Required work
Please list all lines of the material below in which the string "document" occurs.

* START Source records *

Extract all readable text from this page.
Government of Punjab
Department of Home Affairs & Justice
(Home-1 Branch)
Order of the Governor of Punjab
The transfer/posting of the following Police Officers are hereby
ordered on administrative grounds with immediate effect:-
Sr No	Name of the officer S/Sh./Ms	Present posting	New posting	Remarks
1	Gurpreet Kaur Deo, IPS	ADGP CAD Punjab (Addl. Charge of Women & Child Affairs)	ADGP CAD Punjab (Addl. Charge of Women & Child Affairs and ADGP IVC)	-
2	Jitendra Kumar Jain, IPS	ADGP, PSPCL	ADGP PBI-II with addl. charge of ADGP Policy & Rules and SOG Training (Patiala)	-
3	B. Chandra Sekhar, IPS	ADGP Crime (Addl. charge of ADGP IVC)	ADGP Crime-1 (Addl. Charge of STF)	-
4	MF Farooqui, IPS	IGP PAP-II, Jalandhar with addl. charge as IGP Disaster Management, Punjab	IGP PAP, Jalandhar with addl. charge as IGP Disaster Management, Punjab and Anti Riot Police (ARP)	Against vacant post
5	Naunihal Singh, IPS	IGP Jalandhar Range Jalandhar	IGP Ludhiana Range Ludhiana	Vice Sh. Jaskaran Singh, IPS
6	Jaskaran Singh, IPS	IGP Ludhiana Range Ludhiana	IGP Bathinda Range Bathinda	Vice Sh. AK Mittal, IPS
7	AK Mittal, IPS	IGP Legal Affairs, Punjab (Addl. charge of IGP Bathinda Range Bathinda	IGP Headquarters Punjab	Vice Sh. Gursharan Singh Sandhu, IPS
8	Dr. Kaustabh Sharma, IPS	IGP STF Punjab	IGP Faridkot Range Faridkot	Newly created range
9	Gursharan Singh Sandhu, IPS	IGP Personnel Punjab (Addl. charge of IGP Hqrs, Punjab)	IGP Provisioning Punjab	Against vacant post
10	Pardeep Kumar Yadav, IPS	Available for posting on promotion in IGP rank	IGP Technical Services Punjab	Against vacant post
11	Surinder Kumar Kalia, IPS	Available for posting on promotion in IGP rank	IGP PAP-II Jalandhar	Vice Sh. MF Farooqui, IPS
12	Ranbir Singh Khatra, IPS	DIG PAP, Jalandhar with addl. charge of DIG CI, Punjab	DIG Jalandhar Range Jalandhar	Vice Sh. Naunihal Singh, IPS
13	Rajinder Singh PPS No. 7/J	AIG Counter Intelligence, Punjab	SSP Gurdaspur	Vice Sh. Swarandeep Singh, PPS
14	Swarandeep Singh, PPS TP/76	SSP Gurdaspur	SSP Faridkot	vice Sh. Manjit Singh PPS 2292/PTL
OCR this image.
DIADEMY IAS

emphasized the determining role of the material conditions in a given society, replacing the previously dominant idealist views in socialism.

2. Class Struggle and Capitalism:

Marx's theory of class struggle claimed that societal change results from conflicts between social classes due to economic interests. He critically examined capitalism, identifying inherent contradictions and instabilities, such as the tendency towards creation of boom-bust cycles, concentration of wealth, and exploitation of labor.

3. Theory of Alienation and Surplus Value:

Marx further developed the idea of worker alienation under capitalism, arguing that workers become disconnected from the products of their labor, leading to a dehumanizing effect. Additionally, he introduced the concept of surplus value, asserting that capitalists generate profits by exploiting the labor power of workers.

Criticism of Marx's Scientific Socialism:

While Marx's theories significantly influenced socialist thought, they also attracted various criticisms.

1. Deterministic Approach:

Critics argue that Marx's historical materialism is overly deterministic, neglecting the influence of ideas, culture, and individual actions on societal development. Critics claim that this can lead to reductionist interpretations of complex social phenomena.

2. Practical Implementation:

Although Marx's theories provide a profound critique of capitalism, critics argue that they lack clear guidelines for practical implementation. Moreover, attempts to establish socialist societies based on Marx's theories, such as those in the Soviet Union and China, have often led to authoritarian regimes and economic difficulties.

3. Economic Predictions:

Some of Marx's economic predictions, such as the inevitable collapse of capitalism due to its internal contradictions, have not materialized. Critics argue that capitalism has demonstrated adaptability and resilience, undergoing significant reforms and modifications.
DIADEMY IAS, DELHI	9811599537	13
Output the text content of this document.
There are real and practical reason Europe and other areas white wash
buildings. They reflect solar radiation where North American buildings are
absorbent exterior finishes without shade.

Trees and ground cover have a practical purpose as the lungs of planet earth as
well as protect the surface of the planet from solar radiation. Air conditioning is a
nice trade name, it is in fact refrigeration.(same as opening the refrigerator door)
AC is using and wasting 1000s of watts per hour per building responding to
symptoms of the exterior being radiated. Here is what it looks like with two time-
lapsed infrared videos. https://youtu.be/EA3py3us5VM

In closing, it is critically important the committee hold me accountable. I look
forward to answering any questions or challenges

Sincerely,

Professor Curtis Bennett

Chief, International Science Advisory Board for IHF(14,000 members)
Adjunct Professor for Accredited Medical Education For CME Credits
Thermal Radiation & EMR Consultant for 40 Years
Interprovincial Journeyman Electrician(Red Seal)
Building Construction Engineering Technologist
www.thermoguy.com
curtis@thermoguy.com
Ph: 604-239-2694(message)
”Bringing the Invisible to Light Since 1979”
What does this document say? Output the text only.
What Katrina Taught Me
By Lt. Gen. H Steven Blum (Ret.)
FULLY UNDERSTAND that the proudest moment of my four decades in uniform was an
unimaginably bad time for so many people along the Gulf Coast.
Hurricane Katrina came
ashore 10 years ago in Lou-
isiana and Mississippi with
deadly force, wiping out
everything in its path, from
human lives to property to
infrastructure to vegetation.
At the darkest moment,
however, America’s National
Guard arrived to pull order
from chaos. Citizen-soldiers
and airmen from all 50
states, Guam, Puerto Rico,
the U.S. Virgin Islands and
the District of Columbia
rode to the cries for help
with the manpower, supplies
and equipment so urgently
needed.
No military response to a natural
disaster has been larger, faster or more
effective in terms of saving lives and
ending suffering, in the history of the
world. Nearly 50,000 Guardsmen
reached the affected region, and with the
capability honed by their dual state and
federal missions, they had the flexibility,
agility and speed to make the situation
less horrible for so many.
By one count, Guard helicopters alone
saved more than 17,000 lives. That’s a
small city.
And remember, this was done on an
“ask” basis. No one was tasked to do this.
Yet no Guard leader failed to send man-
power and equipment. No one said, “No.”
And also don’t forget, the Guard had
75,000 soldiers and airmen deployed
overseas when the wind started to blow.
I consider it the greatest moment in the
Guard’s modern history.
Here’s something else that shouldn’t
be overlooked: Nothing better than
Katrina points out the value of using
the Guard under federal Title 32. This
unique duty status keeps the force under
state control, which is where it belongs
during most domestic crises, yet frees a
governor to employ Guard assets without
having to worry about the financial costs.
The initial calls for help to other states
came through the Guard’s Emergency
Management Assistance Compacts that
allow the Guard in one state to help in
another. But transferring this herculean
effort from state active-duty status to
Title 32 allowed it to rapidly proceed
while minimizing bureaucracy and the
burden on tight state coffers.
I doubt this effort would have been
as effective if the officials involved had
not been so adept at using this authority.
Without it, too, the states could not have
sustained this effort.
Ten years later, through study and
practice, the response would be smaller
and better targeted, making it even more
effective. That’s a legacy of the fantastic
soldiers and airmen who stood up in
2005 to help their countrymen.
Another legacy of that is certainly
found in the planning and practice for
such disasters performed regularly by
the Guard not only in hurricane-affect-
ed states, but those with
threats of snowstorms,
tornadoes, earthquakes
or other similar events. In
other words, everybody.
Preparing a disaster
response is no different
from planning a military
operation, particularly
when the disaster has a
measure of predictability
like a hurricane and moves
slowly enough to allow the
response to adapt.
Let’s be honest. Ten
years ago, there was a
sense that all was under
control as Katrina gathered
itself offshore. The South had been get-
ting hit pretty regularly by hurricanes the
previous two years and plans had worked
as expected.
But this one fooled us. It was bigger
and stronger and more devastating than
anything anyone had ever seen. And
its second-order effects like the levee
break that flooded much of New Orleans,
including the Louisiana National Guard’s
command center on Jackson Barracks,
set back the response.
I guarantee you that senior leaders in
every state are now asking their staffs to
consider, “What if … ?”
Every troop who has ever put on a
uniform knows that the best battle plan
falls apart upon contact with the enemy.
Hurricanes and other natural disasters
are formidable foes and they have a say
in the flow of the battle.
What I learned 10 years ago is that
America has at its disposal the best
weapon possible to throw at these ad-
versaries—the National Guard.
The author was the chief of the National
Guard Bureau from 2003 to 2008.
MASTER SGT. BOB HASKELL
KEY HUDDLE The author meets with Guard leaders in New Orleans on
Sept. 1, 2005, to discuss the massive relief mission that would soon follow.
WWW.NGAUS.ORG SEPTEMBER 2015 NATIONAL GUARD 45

* END Source records *

Solution
Output the text content of this document.
What does this document say? Output the text only.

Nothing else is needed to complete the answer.